(Stored data entries)

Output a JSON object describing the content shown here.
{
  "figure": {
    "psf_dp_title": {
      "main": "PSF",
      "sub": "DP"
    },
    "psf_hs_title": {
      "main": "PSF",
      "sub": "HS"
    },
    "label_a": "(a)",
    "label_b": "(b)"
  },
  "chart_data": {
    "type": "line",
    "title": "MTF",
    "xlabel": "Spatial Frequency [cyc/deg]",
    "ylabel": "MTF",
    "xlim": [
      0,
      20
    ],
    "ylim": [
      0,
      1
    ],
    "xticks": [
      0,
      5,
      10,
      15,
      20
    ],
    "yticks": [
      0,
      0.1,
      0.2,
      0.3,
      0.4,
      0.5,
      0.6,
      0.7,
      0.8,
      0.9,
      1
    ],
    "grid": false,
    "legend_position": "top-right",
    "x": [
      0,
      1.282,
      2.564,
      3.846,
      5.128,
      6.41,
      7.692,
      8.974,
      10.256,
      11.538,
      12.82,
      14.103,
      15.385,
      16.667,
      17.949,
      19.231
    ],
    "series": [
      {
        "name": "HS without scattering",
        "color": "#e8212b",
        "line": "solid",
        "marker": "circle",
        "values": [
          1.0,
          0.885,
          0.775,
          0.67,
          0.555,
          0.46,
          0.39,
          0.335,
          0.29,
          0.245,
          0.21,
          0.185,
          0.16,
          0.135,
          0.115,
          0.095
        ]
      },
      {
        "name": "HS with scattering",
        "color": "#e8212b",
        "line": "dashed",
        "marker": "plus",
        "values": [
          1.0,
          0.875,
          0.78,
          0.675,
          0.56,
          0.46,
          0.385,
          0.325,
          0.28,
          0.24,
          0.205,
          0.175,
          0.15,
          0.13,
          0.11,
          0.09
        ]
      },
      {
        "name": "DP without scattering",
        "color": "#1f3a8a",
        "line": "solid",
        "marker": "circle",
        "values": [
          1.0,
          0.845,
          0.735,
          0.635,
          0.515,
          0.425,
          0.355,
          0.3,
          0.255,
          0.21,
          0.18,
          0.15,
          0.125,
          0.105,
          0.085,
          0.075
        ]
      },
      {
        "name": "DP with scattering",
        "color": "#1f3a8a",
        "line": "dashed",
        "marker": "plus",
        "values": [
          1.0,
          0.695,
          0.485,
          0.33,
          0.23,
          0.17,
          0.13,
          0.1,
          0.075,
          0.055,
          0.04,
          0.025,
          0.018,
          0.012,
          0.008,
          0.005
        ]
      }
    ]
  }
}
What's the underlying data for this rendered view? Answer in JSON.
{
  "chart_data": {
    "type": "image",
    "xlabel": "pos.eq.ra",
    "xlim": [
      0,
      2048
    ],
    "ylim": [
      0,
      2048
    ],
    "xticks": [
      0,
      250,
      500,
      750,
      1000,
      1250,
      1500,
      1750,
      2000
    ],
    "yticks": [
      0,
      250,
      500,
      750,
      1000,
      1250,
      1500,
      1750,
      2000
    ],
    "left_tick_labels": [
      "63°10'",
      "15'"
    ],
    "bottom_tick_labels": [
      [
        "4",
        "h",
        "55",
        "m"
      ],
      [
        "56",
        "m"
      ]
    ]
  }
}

### Description of the task
Check each line of the records above for the string "JSON", and report every line that has it.

### Correct output
Output a JSON object describing the content shown here.
What's the underlying data for this rendered view? Answer in JSON.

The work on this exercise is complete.